• [What the task asks] The data must be written out once more, precisely as given.

··········

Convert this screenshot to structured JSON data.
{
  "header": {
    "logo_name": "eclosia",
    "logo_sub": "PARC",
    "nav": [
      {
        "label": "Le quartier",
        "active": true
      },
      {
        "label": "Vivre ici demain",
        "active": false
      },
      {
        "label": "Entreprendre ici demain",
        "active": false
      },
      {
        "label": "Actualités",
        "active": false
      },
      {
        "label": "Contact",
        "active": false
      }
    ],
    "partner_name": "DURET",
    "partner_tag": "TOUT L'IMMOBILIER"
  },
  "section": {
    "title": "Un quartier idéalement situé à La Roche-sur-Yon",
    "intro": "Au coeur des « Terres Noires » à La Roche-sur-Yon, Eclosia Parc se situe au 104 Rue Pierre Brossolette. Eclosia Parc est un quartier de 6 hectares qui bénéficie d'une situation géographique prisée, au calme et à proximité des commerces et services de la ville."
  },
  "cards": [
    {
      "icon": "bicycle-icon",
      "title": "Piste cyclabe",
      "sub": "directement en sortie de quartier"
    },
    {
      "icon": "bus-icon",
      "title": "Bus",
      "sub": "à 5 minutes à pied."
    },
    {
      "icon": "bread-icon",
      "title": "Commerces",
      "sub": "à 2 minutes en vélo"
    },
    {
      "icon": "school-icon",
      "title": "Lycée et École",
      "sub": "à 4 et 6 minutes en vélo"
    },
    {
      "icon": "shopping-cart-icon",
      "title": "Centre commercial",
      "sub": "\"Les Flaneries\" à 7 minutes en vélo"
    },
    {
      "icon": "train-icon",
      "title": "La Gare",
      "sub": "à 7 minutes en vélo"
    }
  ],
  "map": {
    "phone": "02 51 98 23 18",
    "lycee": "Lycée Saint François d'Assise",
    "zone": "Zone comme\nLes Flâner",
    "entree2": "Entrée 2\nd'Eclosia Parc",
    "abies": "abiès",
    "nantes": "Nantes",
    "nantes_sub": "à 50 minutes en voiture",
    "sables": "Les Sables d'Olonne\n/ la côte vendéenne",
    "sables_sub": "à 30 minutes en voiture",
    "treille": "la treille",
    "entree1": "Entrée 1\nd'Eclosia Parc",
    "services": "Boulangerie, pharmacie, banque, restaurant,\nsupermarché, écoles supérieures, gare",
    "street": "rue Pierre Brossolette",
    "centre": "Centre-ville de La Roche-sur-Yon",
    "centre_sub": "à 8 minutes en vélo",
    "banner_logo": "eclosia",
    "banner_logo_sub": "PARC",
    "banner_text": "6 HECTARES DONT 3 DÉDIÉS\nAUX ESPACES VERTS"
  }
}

··········

• [Result of this exercise]
Convert this screenshot to structured JSON data.
{
  "header": {
    "logo_name": "eclosia",
    "logo_sub": "PARC",
    "nav": [
      {
        "label": "Le quartier",
        "active": true
      },
      {
        "label": "Vivre ici demain",
        "active": false
      },
      {
        "label": "Entreprendre ici demain",
        "active": false
      },
      {
        "label": "Actualités",
        "active": false
      },
      {
        "label": "Contact",
        "active": false
      }
    ],
    "partner_name": "DURET",
    "partner_tag": "TOUT L'IMMOBILIER"
  },
  "section": {
    "title": "Un quartier idéalement situé à La Roche-sur-Yon",
    "intro": "Au coeur des « Terres Noires » à La Roche-sur-Yon, Eclosia Parc se situe au 104 Rue Pierre Brossolette. Eclosia Parc est un quartier de 6 hectares qui bénéficie d'une situation géographique prisée, au calme et à proximité des commerces et services de la ville."
  },
  "cards": [
    {
      "icon": "bicycle-icon",
      "title": "Piste cyclabe",
      "sub": "directement en sortie de quartier"
    },
    {
      "icon": "bus-icon",
      "title": "Bus",
      "sub": "à 5 minutes à pied."
    },
    {
      "icon": "bread-icon",
      "title": "Commerces",
      "sub": "à 2 minutes en vélo"
    },
    {
      "icon": "school-icon",
      "title": "Lycée et École",
      "sub": "à 4 et 6 minutes en vélo"
    },
    {
      "icon": "shopping-cart-icon",
      "title": "Centre commercial",
      "sub": "\"Les Flaneries\" à 7 minutes en vélo"
    },
    {
      "icon": "train-icon",
      "title": "La Gare",
      "sub": "à 7 minutes en vélo"
    }
  ],
  "map": {
    "phone": "02 51 98 23 18",
    "lycee": "Lycée Saint François d'Assise",
    "zone": "Zone comme\nLes Flâner",
    "entree2": "Entrée 2\nd'Eclosia Parc",
    "abies": "abiès",
    "nantes": "Nantes",
    "nantes_sub": "à 50 minutes en voiture",
    "sables": "Les Sables d'Olonne\n/ la côte vendéenne",
    "sables_sub": "à 30 minutes en voiture",
    "treille": "la treille",
    "entree1": "Entrée 1\nd'Eclosia Parc",
    "services": "Boulangerie, pharmacie, banque, restaurant,\nsupermarché, écoles supérieures, gare",
    "street": "rue Pierre Brossolette",
    "centre": "Centre-ville de La Roche-sur-Yon",
    "centre_sub": "à 8 minutes en vélo",
    "banner_logo": "eclosia",
    "banner_logo_sub": "PARC",
    "banner_text": "6 HECTARES DONT 3 DÉDIÉS\nAUX ESPACES VERTS"
  }
}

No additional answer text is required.